= TASK GOAL =
Of all the lines in the data below, how many contain "法山本店"? Report that number alone.

= RECORDS SUPPLIED =

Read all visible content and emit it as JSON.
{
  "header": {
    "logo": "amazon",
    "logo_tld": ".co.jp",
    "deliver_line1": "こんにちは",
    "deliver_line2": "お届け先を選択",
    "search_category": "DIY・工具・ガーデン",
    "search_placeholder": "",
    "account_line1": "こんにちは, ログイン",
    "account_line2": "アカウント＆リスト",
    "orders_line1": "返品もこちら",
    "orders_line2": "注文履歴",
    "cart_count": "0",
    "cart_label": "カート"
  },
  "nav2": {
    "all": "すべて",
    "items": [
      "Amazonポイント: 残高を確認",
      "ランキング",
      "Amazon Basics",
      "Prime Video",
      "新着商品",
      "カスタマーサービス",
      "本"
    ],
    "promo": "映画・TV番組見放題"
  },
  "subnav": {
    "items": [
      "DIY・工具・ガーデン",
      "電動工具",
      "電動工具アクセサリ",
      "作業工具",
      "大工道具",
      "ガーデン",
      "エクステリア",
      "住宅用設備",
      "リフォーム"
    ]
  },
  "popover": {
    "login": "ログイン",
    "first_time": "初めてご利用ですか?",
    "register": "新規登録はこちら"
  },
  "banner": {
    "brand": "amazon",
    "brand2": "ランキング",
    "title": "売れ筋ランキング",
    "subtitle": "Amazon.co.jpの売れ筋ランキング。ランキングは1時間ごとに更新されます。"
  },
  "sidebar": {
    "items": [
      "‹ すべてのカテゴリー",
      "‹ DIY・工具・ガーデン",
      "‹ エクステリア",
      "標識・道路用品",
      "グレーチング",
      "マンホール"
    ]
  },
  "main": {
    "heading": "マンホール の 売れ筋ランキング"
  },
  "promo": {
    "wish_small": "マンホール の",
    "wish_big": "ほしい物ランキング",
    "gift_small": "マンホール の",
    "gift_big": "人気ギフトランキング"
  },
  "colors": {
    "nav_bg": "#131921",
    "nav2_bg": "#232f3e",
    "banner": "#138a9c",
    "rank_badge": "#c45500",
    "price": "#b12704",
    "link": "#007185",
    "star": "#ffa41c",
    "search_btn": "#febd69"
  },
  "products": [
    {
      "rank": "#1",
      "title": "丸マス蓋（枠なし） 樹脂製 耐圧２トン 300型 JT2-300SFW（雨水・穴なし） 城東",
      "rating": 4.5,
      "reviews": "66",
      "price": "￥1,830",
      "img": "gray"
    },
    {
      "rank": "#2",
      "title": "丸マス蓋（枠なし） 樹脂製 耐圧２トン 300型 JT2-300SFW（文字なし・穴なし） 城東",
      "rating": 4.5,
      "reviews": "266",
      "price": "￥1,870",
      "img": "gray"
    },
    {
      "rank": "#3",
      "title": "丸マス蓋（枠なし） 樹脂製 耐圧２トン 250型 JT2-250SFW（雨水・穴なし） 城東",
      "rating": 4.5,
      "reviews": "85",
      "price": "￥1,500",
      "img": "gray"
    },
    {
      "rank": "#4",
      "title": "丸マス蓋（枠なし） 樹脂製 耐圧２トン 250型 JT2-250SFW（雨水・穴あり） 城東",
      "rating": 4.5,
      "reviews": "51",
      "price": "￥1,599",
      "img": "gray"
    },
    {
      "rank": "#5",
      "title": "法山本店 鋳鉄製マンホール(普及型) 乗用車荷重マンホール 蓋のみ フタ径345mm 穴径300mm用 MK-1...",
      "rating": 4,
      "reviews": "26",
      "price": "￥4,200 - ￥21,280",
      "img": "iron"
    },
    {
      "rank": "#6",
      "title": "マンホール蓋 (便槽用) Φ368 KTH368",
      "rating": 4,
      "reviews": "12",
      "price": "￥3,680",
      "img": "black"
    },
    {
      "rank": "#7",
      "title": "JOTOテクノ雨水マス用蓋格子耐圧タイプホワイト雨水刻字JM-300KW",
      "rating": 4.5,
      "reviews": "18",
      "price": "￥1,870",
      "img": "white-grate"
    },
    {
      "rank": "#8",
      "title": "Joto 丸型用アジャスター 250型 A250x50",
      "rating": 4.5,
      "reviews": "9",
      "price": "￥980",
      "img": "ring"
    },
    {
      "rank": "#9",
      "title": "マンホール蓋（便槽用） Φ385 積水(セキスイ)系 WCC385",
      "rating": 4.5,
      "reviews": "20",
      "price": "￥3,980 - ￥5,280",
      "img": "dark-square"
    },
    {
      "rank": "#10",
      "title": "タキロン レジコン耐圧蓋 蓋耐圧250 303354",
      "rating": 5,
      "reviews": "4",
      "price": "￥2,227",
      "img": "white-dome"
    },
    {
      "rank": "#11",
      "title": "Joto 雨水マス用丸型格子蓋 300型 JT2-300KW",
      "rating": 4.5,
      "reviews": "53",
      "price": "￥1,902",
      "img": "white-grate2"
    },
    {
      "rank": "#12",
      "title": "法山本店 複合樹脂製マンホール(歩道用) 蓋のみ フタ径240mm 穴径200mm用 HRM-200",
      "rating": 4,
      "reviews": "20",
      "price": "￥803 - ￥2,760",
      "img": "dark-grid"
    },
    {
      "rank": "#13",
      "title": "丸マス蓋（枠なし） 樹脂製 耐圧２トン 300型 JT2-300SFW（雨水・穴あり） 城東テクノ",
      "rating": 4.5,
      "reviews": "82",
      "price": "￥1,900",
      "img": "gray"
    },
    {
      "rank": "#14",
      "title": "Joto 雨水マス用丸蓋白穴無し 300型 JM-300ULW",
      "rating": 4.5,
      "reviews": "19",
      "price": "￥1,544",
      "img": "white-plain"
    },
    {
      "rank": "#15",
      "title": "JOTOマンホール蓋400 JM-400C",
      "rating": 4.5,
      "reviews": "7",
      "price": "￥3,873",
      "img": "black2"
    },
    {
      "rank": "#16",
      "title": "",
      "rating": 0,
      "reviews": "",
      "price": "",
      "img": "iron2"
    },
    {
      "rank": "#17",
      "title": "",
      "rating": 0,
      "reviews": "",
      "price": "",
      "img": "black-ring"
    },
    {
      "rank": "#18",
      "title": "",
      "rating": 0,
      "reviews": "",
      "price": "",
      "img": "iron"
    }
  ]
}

= RESPONSE =
2